[ABOUT THIS EXERCISE] Would you reproduce the entries exactly, including every line?

--- START ---

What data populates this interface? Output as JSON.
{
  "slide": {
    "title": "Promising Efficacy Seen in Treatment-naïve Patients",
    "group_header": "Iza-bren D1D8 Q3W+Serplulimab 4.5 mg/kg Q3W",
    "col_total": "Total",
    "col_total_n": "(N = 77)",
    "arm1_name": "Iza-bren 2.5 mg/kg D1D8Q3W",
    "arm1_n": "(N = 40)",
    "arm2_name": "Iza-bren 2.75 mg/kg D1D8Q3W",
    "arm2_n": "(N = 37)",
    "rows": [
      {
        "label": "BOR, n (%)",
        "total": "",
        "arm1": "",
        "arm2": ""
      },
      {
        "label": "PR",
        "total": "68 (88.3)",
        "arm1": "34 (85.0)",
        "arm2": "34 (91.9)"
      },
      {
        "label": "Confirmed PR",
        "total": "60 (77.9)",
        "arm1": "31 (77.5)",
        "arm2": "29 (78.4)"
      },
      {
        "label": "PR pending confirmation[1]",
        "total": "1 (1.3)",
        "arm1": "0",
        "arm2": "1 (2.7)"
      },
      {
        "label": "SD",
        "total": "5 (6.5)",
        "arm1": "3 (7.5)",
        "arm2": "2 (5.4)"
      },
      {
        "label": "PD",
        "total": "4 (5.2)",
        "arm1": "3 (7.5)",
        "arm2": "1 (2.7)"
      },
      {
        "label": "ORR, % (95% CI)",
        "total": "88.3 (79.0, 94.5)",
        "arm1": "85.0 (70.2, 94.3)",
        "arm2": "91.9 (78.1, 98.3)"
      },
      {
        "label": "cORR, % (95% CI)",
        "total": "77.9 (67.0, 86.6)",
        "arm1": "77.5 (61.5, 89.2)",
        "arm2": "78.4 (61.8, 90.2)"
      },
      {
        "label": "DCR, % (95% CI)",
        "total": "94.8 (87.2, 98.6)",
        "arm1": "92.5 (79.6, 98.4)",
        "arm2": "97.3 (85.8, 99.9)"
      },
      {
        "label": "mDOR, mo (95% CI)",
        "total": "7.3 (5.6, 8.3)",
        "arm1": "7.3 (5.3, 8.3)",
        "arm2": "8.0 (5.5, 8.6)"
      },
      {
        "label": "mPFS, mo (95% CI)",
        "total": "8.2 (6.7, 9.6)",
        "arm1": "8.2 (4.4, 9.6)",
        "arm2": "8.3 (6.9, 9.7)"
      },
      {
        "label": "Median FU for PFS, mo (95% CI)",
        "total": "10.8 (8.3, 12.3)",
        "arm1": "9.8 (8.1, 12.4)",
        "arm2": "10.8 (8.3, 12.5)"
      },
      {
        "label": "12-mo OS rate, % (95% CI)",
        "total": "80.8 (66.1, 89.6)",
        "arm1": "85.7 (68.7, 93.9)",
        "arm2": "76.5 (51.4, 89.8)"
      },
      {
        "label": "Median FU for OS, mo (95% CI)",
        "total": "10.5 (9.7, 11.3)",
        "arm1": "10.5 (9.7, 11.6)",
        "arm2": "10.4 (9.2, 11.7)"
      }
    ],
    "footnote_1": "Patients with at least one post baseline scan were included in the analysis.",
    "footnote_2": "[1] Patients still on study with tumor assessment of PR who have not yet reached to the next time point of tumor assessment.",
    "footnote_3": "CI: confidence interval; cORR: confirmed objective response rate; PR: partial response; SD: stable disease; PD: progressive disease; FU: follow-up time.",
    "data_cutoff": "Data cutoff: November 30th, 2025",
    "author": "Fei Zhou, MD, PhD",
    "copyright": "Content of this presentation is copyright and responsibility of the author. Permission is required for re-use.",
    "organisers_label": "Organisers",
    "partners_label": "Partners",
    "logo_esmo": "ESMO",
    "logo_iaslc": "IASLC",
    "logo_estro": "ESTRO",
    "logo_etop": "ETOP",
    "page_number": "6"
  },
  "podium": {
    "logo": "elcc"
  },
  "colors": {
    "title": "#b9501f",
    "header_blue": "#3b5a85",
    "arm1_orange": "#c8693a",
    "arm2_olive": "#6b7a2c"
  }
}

--- END ---

[REPLY TO THE EXERCISE]
What data populates this interface? Output as JSON.
{
  "slide": {
    "title": "Promising Efficacy Seen in Treatment-naïve Patients",
    "group_header": "Iza-bren D1D8 Q3W+Serplulimab 4.5 mg/kg Q3W",
    "col_total": "Total",
    "col_total_n": "(N = 77)",
    "arm1_name": "Iza-bren 2.5 mg/kg D1D8Q3W",
    "arm1_n": "(N = 40)",
    "arm2_name": "Iza-bren 2.75 mg/kg D1D8Q3W",
    "arm2_n": "(N = 37)",
    "rows": [
      {
        "label": "BOR, n (%)",
        "total": "",
        "arm1": "",
        "arm2": ""
      },
      {
        "label": "PR",
        "total": "68 (88.3)",
        "arm1": "34 (85.0)",
        "arm2": "34 (91.9)"
      },
      {
        "label": "Confirmed PR",
        "total": "60 (77.9)",
        "arm1": "31 (77.5)",
        "arm2": "29 (78.4)"
      },
      {
        "label": "PR pending confirmation[1]",
        "total": "1 (1.3)",
        "arm1": "0",
        "arm2": "1 (2.7)"
      },
      {
        "label": "SD",
        "total": "5 (6.5)",
        "arm1": "3 (7.5)",
        "arm2": "2 (5.4)"
      },
      {
        "label": "PD",
        "total": "4 (5.2)",
        "arm1": "3 (7.5)",
        "arm2": "1 (2.7)"
      },
      {
        "label": "ORR, % (95% CI)",
        "total": "88.3 (79.0, 94.5)",
        "arm1": "85.0 (70.2, 94.3)",
        "arm2": "91.9 (78.1, 98.3)"
      },
      {
        "label": "cORR, % (95% CI)",
        "total": "77.9 (67.0, 86.6)",
        "arm1": "77.5 (61.5, 89.2)",
        "arm2": "78.4 (61.8, 90.2)"
      },
      {
        "label": "DCR, % (95% CI)",
        "total": "94.8 (87.2, 98.6)",
        "arm1": "92.5 (79.6, 98.4)",
        "arm2": "97.3 (85.8, 99.9)"
      },
      {
        "label": "mDOR, mo (95% CI)",
        "total": "7.3 (5.6, 8.3)",
        "arm1": "7.3 (5.3, 8.3)",
        "arm2": "8.0 (5.5, 8.6)"
      },
      {
        "label": "mPFS, mo (95% CI)",
        "total": "8.2 (6.7, 9.6)",
        "arm1": "8.2 (4.4, 9.6)",
        "arm2": "8.3 (6.9, 9.7)"
      },
      {
        "label": "Median FU for PFS, mo (95% CI)",
        "total": "10.8 (8.3, 12.3)",
        "arm1": "9.8 (8.1, 12.4)",
        "arm2": "10.8 (8.3, 12.5)"
      },
      {
        "label": "12-mo OS rate, % (95% CI)",
        "total": "80.8 (66.1, 89.6)",
        "arm1": "85.7 (68.7, 93.9)",
        "arm2": "76.5 (51.4, 89.8)"
      },
      {
        "label": "Median FU for OS, mo (95% CI)",
        "total": "10.5 (9.7, 11.3)",
        "arm1": "10.5 (9.7, 11.6)",
        "arm2": "10.4 (9.2, 11.7)"
      }
    ],
    "footnote_1": "Patients with at least one post baseline scan were included in the analysis.",
    "footnote_2": "[1] Patients still on study with tumor assessment of PR who have not yet reached to the next time point of tumor assessment.",
    "footnote_3": "CI: confidence interval; cORR: confirmed objective response rate; PR: partial response; SD: stable disease; PD: progressive disease; FU: follow-up time.",
    "data_cutoff": "Data cutoff: November 30th, 2025",
    "author": "Fei Zhou, MD, PhD",
    "copyright": "Content of this presentation is copyright and responsibility of the author. Permission is required for re-use.",
    "organisers_label": "Organisers",
    "partners_label": "Partners",
    "logo_esmo": "ESMO",
    "logo_iaslc": "IASLC",
    "logo_estro": "ESTRO",
    "logo_etop": "ETOP",
    "page_number": "6"
  },
  "podium": {
    "logo": "elcc"
  },
  "colors": {
    "title": "#b9501f",
    "header_blue": "#3b5a85",
    "arm1_orange": "#c8693a",
    "arm2_olive": "#6b7a2c"
  }
}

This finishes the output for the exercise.